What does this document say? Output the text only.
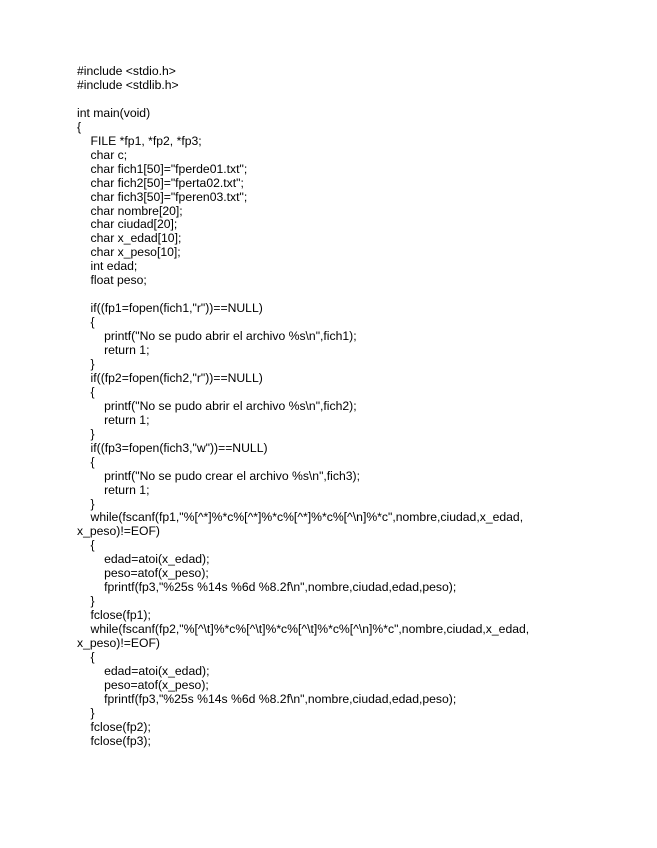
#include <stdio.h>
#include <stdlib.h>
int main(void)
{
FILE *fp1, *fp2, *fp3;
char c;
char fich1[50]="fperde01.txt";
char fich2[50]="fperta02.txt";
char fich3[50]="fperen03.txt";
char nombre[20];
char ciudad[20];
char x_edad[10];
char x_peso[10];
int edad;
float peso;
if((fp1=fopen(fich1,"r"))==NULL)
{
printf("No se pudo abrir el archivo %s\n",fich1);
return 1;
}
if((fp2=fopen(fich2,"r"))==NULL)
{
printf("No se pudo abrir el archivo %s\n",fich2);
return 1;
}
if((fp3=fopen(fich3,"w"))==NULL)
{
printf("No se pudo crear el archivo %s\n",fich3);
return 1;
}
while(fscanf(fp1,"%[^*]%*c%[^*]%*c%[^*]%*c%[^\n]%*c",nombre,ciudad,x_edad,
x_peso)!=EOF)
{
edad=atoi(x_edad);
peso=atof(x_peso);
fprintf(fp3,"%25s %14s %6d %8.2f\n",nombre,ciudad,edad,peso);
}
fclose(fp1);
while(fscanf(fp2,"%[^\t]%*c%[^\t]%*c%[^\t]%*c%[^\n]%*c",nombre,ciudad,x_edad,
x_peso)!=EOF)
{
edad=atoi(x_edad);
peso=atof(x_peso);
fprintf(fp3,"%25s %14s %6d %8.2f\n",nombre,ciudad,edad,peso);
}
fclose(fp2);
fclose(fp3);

☆ ☆ ☆

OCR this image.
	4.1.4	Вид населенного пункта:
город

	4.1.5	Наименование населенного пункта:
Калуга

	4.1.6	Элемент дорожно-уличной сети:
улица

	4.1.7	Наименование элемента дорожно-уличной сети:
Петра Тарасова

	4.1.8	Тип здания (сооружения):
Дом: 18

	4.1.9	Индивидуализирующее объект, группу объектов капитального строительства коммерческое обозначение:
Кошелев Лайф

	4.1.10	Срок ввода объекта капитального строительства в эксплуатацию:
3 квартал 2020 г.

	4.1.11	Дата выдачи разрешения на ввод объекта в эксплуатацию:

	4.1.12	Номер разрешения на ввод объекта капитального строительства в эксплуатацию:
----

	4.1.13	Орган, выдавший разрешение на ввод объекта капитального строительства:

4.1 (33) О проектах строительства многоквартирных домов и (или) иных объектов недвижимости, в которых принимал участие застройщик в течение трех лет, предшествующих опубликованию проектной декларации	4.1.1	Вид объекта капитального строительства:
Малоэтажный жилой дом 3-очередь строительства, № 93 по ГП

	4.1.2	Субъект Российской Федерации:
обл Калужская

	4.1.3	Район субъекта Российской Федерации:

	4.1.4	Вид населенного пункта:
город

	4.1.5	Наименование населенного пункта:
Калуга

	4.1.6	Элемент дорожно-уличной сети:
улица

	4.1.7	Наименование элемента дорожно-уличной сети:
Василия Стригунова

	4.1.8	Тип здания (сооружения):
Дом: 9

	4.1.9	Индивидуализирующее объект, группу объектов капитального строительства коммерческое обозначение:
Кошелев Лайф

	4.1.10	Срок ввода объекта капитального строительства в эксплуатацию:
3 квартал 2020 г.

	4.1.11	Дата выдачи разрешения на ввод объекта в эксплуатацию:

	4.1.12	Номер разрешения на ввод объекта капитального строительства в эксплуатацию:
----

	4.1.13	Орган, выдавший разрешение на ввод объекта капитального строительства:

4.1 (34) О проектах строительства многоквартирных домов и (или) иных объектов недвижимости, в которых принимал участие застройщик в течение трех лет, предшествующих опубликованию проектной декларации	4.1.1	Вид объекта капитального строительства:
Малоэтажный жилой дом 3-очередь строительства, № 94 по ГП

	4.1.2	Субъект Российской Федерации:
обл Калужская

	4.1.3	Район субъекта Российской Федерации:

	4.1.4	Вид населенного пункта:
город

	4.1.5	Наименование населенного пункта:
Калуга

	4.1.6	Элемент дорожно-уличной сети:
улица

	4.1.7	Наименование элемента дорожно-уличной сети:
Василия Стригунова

☆ ☆ ☆

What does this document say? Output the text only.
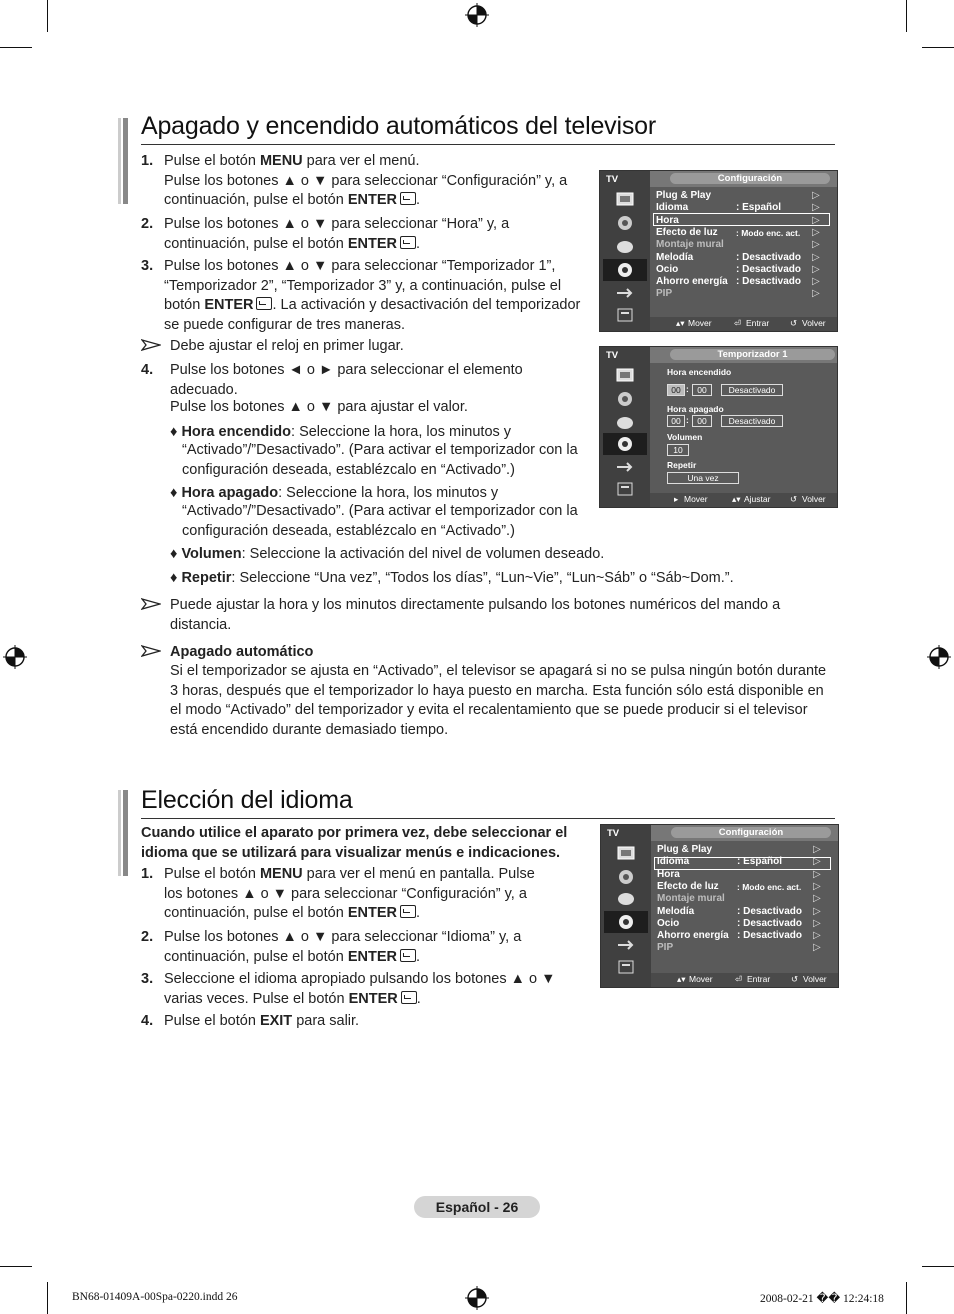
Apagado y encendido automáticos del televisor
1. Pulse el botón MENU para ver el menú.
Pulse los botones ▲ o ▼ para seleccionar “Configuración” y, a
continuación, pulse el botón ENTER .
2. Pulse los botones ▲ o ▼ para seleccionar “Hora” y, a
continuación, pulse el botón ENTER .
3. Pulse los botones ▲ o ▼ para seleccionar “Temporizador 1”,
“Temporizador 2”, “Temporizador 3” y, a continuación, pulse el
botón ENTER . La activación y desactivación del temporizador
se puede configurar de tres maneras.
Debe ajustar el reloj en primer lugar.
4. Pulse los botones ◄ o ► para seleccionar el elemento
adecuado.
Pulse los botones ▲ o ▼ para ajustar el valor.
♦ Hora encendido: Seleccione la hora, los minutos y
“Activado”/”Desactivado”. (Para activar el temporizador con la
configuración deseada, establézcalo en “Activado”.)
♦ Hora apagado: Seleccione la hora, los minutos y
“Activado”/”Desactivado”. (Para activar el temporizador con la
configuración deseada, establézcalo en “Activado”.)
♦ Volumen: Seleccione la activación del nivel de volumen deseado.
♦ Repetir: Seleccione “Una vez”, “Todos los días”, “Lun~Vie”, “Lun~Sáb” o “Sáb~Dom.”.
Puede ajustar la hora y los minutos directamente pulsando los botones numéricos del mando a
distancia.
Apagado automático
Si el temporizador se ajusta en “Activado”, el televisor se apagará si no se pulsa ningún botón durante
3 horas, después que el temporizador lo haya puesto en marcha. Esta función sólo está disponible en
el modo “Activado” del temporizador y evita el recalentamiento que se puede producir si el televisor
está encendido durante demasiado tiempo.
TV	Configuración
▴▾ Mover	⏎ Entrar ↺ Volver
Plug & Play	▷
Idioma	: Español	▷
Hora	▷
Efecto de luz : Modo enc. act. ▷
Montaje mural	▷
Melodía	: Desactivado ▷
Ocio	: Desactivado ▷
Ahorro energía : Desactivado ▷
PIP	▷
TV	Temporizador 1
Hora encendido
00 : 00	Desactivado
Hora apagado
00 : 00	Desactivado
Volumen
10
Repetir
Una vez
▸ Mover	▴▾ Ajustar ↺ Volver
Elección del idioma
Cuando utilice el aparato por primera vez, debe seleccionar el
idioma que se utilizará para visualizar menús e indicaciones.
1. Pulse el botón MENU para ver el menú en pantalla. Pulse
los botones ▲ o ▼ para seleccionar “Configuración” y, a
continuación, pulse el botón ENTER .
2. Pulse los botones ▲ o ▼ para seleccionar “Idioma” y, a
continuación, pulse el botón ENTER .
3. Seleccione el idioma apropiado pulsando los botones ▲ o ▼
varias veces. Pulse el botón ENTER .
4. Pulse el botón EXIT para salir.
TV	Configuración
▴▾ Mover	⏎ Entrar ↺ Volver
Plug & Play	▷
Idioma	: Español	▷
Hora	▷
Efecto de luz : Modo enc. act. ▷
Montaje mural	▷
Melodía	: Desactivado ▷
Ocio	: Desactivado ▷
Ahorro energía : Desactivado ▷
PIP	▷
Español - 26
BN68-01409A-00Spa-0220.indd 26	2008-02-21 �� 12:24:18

☆ ☆ ☆

Exercise goal: Which lines hold the word "minutos"? Copy every one of them.

Complete response:
♦ Hora encendido: Seleccione la hora, los minutos y
♦ Hora apagado: Seleccione la hora, los minutos y
Puede ajustar la hora y los minutos directamente pulsando los botones numéricos del mando a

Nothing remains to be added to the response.